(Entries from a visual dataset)

====

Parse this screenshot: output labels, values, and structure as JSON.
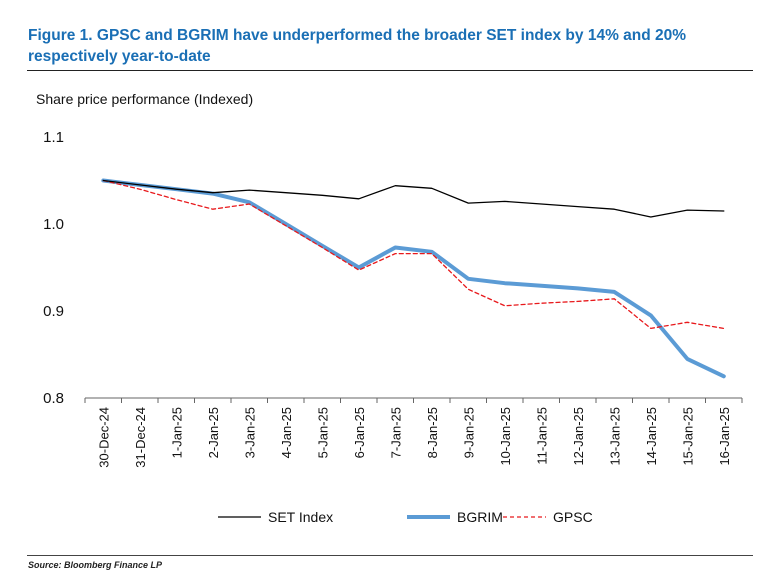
{
  "figure": {
    "title": "Figure 1. GPSC and BGRIM have underperformed the broader SET index by 14% and 20% respectively year-to-date",
    "source": "Source: Bloomberg Finance LP",
    "title_color": "#1a6fb5"
  },
  "chart_data": {
    "type": "line",
    "title": "",
    "ylabel": "Share price performance (Indexed)",
    "xlabel": "",
    "categories": [
      "30-Dec-24",
      "31-Dec-24",
      "1-Jan-25",
      "2-Jan-25",
      "3-Jan-25",
      "4-Jan-25",
      "5-Jan-25",
      "6-Jan-25",
      "7-Jan-25",
      "8-Jan-25",
      "9-Jan-25",
      "10-Jan-25",
      "11-Jan-25",
      "12-Jan-25",
      "13-Jan-25",
      "14-Jan-25",
      "15-Jan-25",
      "16-Jan-25"
    ],
    "ylim": [
      0.8,
      1.1
    ],
    "yticks": [
      0.8,
      0.9,
      1.0,
      1.1
    ],
    "ytick_labels": [
      "0.8",
      "0.9",
      "1.0",
      "1.1"
    ],
    "grid": false,
    "legend_position": "bottom",
    "series": [
      {
        "name": "SET Index",
        "color": "#000000",
        "style": "solid-thin",
        "values": [
          1.05,
          1.045,
          1.04,
          1.036,
          1.039,
          1.036,
          1.033,
          1.029,
          1.044,
          1.041,
          1.024,
          1.026,
          1.023,
          1.02,
          1.017,
          1.008,
          1.016,
          1.015
        ]
      },
      {
        "name": "BGRIM",
        "color": "#5b9bd5",
        "style": "solid-thick",
        "values": [
          1.05,
          1.045,
          1.04,
          1.035,
          1.025,
          1.0,
          0.975,
          0.95,
          0.973,
          0.968,
          0.937,
          0.932,
          0.929,
          0.926,
          0.922,
          0.895,
          0.845,
          0.825
        ]
      },
      {
        "name": "GPSC",
        "color": "#e8191c",
        "style": "dashed",
        "values": [
          1.05,
          1.04,
          1.028,
          1.017,
          1.023,
          0.998,
          0.973,
          0.947,
          0.966,
          0.966,
          0.925,
          0.906,
          0.909,
          0.911,
          0.914,
          0.88,
          0.887,
          0.88
        ]
      }
    ]
  }
}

====

• _WHAT TO PRODUCE_: Retype each entry precisely. Skip images entirely.

• _ANSWER TO THIS TASK_:
Parse this screenshot: output labels, values, and structure as JSON.
{
  "figure": {
    "title": "Figure 1. GPSC and BGRIM have underperformed the broader SET index by 14% and 20% respectively year-to-date",
    "source": "Source: Bloomberg Finance LP",
    "title_color": "#1a6fb5"
  },
  "chart_data": {
    "type": "line",
    "title": "",
    "ylabel": "Share price performance (Indexed)",
    "xlabel": "",
    "categories": [
      "30-Dec-24",
      "31-Dec-24",
      "1-Jan-25",
      "2-Jan-25",
      "3-Jan-25",
      "4-Jan-25",
      "5-Jan-25",
      "6-Jan-25",
      "7-Jan-25",
      "8-Jan-25",
      "9-Jan-25",
      "10-Jan-25",
      "11-Jan-25",
      "12-Jan-25",
      "13-Jan-25",
      "14-Jan-25",
      "15-Jan-25",
      "16-Jan-25"
    ],
    "ylim": [
      0.8,
      1.1
    ],
    "yticks": [
      0.8,
      0.9,
      1.0,
      1.1
    ],
    "ytick_labels": [
      "0.8",
      "0.9",
      "1.0",
      "1.1"
    ],
    "grid": false,
    "legend_position": "bottom",
    "series": [
      {
        "name": "SET Index",
        "color": "#000000",
        "style": "solid-thin",
        "values": [
          1.05,
          1.045,
          1.04,
          1.036,
          1.039,
          1.036,
          1.033,
          1.029,
          1.044,
          1.041,
          1.024,
          1.026,
          1.023,
          1.02,
          1.017,
          1.008,
          1.016,
          1.015
        ]
      },
      {
        "name": "BGRIM",
        "color": "#5b9bd5",
        "style": "solid-thick",
        "values": [
          1.05,
          1.045,
          1.04,
          1.035,
          1.025,
          1.0,
          0.975,
          0.95,
          0.973,
          0.968,
          0.937,
          0.932,
          0.929,
          0.926,
          0.922,
          0.895,
          0.845,
          0.825
        ]
      },
      {
        "name": "GPSC",
        "color": "#e8191c",
        "style": "dashed",
        "values": [
          1.05,
          1.04,
          1.028,
          1.017,
          1.023,
          0.998,
          0.973,
          0.947,
          0.966,
          0.966,
          0.925,
          0.906,
          0.909,
          0.911,
          0.914,
          0.88,
          0.887,
          0.88
        ]
      }
    ]
  }
}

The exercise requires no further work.